__Instructions for the task__
Repeat the data that follows, word for word, without the images.

[Collected data entries]
»»
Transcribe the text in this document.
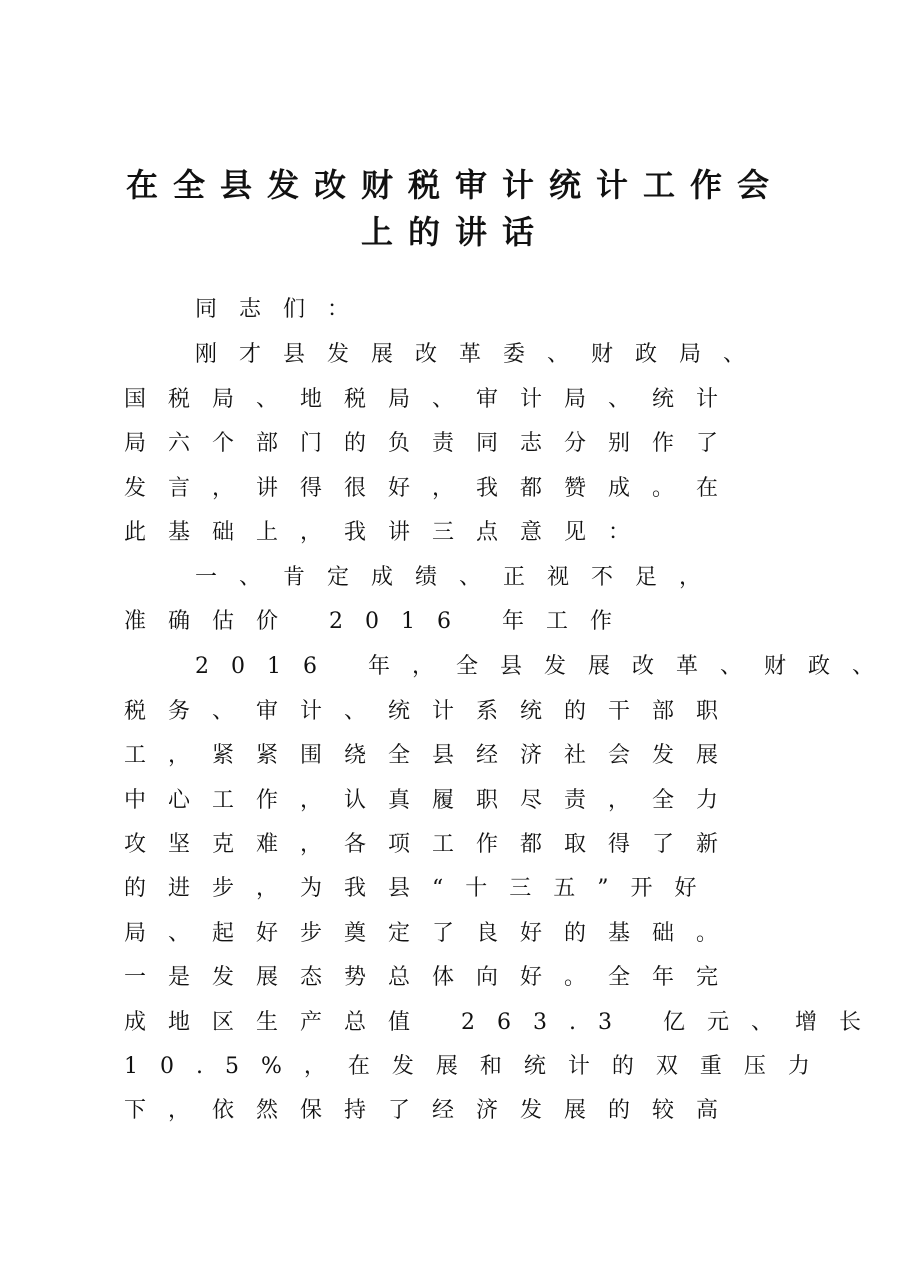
在全县发改财税审计统计工作会
上的讲话
同志们：
刚才县发展改革委、财政局、
国税局、地税局、审计局、统计
局六个部门的负责同志分别作了
发言，讲得很好，我都赞成。在
此基础上，我讲三点意见：
一、肯定成绩、正视不足，
准确估价 2016 年工作
2016 年，全县发展改革、财政、
税务、审计、统计系统的干部职
工，紧紧围绕全县经济社会发展
中心工作，认真履职尽责，全力
攻坚克难，各项工作都取得了新
的进步，为我县“十三五”开好
局、起好步奠定了良好的基础。
一是发展态势总体向好。全年完
成地区生产总值 263.3 亿元、增长
10.5%，在发展和统计的双重压力
下，依然保持了经济发展的较高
««
__Answer to this task__
Transcribe the text in this document.
在全县发改财税审计统计工作会
上的讲话
同志们：
刚才县发展改革委、财政局、
国税局、地税局、审计局、统计
局六个部门的负责同志分别作了
发言，讲得很好，我都赞成。在
此基础上，我讲三点意见：
一、肯定成绩、正视不足，
准确估价 2016 年工作
2016 年，全县发展改革、财政、
税务、审计、统计系统的干部职
工，紧紧围绕全县经济社会发展
中心工作，认真履职尽责，全力
攻坚克难，各项工作都取得了新
的进步，为我县“十三五”开好
局、起好步奠定了良好的基础。
一是发展态势总体向好。全年完
成地区生产总值 263.3 亿元、增长
10.5%，在发展和统计的双重压力
下，依然保持了经济发展的较高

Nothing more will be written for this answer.